* [DIRECTION] Reproduce the lines below verbatim, starting at the first line and ending at the line that contains "651, 366, 656]", with both of those lines included.

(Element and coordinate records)
-- START --
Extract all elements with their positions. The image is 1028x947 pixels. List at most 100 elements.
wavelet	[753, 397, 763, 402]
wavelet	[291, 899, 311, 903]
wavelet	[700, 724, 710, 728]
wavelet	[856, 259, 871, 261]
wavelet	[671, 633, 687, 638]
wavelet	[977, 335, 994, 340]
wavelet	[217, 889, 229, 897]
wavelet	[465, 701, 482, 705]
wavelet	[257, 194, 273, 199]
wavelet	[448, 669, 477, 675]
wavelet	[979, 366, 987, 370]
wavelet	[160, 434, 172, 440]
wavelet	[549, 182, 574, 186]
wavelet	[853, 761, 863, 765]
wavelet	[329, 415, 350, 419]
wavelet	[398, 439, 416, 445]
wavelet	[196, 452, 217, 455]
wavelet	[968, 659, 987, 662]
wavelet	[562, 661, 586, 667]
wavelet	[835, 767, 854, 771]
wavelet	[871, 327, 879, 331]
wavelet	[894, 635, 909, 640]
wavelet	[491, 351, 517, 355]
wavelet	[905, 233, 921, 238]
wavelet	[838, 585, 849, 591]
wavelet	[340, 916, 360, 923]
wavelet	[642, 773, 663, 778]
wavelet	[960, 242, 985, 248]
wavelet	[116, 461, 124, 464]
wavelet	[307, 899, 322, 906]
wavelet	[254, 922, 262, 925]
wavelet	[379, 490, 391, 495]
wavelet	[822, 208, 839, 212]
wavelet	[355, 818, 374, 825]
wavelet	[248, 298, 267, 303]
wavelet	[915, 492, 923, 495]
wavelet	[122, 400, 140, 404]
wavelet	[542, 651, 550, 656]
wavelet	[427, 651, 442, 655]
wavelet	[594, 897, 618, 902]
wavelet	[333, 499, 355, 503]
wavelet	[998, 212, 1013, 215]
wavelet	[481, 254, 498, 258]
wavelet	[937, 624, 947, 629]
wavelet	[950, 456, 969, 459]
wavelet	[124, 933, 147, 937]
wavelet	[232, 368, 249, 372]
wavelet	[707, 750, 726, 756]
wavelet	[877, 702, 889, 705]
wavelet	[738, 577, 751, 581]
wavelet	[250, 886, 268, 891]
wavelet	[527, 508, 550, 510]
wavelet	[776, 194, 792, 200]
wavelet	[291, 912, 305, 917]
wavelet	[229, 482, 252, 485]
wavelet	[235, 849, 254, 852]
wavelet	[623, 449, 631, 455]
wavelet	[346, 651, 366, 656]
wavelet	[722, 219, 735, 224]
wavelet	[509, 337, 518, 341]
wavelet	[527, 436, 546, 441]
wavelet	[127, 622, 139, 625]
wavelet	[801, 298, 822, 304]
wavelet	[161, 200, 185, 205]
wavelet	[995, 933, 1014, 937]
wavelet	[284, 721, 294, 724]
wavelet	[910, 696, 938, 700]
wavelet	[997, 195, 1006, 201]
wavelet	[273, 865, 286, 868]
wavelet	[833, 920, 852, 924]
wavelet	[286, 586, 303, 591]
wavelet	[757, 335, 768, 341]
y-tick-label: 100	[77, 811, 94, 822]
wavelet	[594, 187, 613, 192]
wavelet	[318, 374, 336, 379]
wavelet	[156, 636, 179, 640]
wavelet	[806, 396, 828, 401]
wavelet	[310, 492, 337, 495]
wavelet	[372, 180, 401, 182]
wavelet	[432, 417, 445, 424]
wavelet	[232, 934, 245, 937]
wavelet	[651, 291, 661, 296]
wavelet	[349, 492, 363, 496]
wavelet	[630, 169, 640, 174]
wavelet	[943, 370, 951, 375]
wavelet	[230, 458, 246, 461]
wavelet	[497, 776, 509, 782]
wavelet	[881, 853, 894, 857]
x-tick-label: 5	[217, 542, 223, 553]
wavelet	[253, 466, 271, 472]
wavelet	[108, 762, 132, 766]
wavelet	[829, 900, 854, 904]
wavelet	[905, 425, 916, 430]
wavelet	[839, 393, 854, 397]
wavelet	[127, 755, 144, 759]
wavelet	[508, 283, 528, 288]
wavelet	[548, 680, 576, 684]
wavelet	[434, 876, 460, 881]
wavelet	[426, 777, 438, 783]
-- END --
* [ANSWER BELOW]
Extract all elements with their positions. The image is 1028x947 pixels. List at most 100 elements.
wavelet	[753, 397, 763, 402]
wavelet	[291, 899, 311, 903]
wavelet	[700, 724, 710, 728]
wavelet	[856, 259, 871, 261]
wavelet	[671, 633, 687, 638]
wavelet	[977, 335, 994, 340]
wavelet	[217, 889, 229, 897]
wavelet	[465, 701, 482, 705]
wavelet	[257, 194, 273, 199]
wavelet	[448, 669, 477, 675]
wavelet	[979, 366, 987, 370]
wavelet	[160, 434, 172, 440]
wavelet	[549, 182, 574, 186]
wavelet	[853, 761, 863, 765]
wavelet	[329, 415, 350, 419]
wavelet	[398, 439, 416, 445]
wavelet	[196, 452, 217, 455]
wavelet	[968, 659, 987, 662]
wavelet	[562, 661, 586, 667]
wavelet	[835, 767, 854, 771]
wavelet	[871, 327, 879, 331]
wavelet	[894, 635, 909, 640]
wavelet	[491, 351, 517, 355]
wavelet	[905, 233, 921, 238]
wavelet	[838, 585, 849, 591]
wavelet	[340, 916, 360, 923]
wavelet	[642, 773, 663, 778]
wavelet	[960, 242, 985, 248]
wavelet	[116, 461, 124, 464]
wavelet	[307, 899, 322, 906]
wavelet	[254, 922, 262, 925]
wavelet	[379, 490, 391, 495]
wavelet	[822, 208, 839, 212]
wavelet	[355, 818, 374, 825]
wavelet	[248, 298, 267, 303]
wavelet	[915, 492, 923, 495]
wavelet	[122, 400, 140, 404]
wavelet	[542, 651, 550, 656]
wavelet	[427, 651, 442, 655]
wavelet	[594, 897, 618, 902]
wavelet	[333, 499, 355, 503]
wavelet	[998, 212, 1013, 215]
wavelet	[481, 254, 498, 258]
wavelet	[937, 624, 947, 629]
wavelet	[950, 456, 969, 459]
wavelet	[124, 933, 147, 937]
wavelet	[232, 368, 249, 372]
wavelet	[707, 750, 726, 756]
wavelet	[877, 702, 889, 705]
wavelet	[738, 577, 751, 581]
wavelet	[250, 886, 268, 891]
wavelet	[527, 508, 550, 510]
wavelet	[776, 194, 792, 200]
wavelet	[291, 912, 305, 917]
wavelet	[229, 482, 252, 485]
wavelet	[235, 849, 254, 852]
wavelet	[623, 449, 631, 455]
wavelet	[346, 651, 366, 656]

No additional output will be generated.